**What you are asked to do**
A line counts if it contains the string "Codebloom"; say how many such lines there are, giving only the number.

**The records**
● ● ● ● ● ● ●
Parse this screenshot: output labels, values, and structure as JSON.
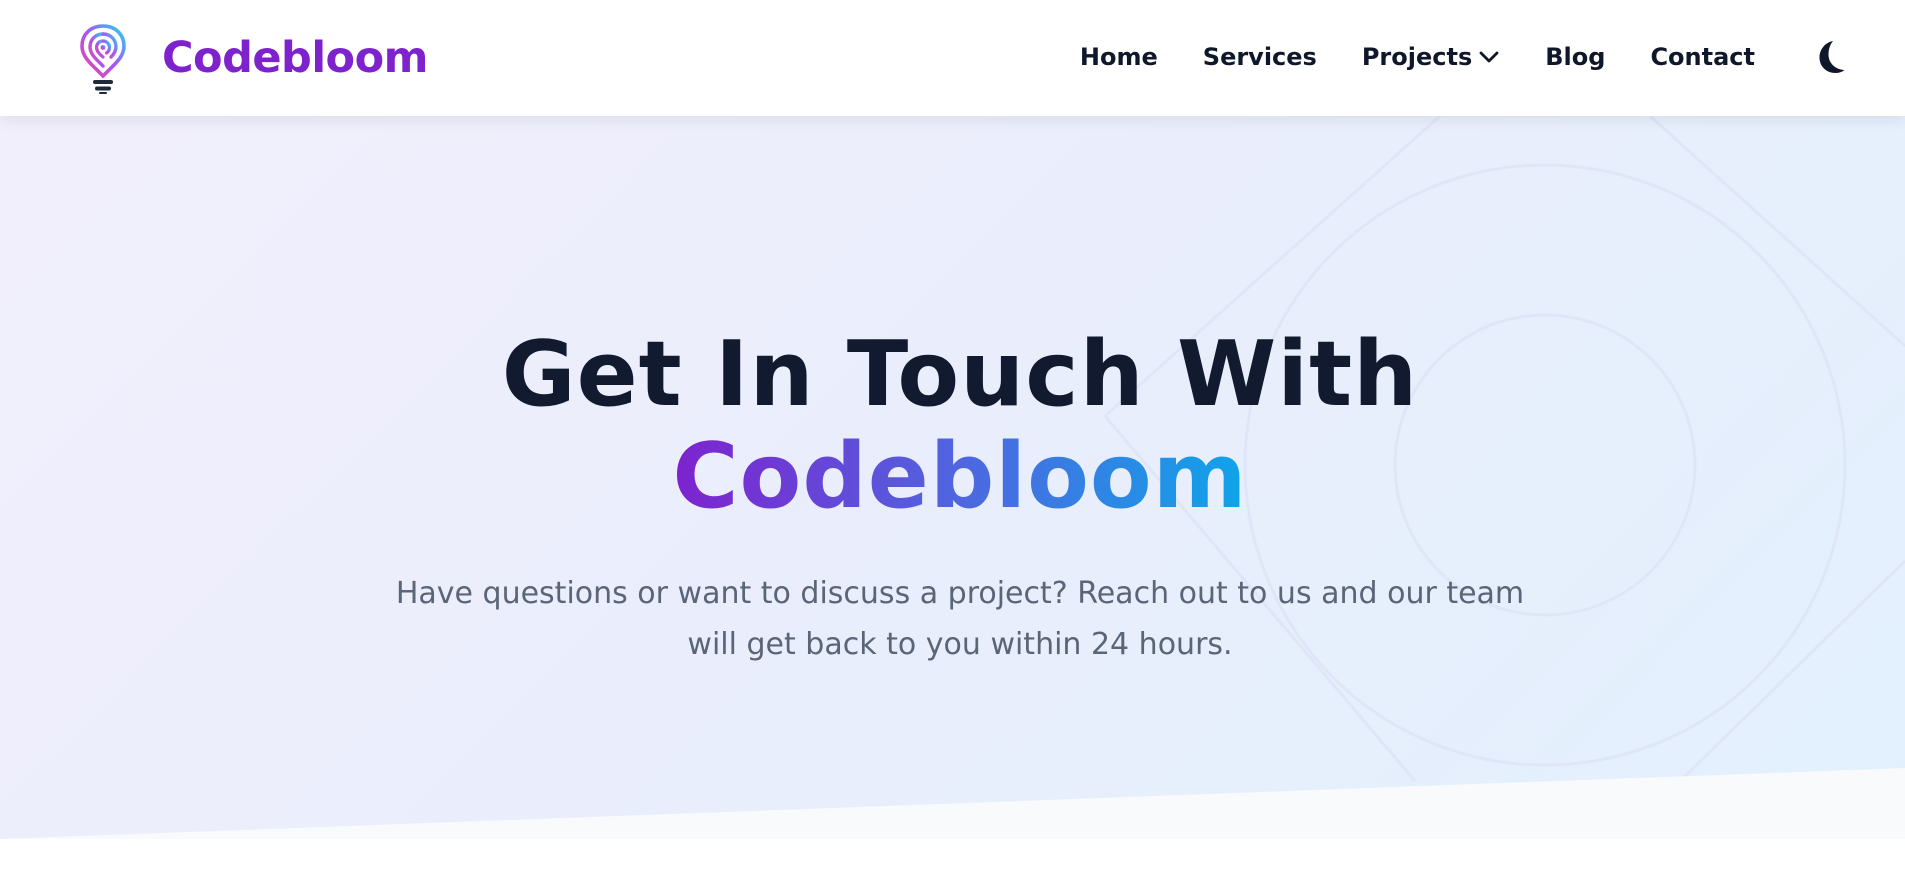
{
  "brand": {
    "name": "Codebloom",
    "color": "#7e22ce"
  },
  "nav": {
    "items": [
      {
        "label": "Home"
      },
      {
        "label": "Services"
      },
      {
        "label": "Projects",
        "has_dropdown": true
      },
      {
        "label": "Blog"
      },
      {
        "label": "Contact"
      }
    ],
    "theme_toggle_icon": "moon-icon"
  },
  "hero": {
    "heading_line1": "Get In Touch With",
    "heading_line2": "Codebloom",
    "subtitle_line1": "Have questions or want to discuss a project? Reach out to us and our team",
    "subtitle_line2": "will get back to you within 24 hours.",
    "gradient_colors": [
      "#7e22ce",
      "#4f66e0",
      "#0ea5e9"
    ],
    "heading_color": "#111a2e",
    "subtitle_color": "#5b6578"
  }
}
● ● ● ● ● ● ●
**Answer to the task**
2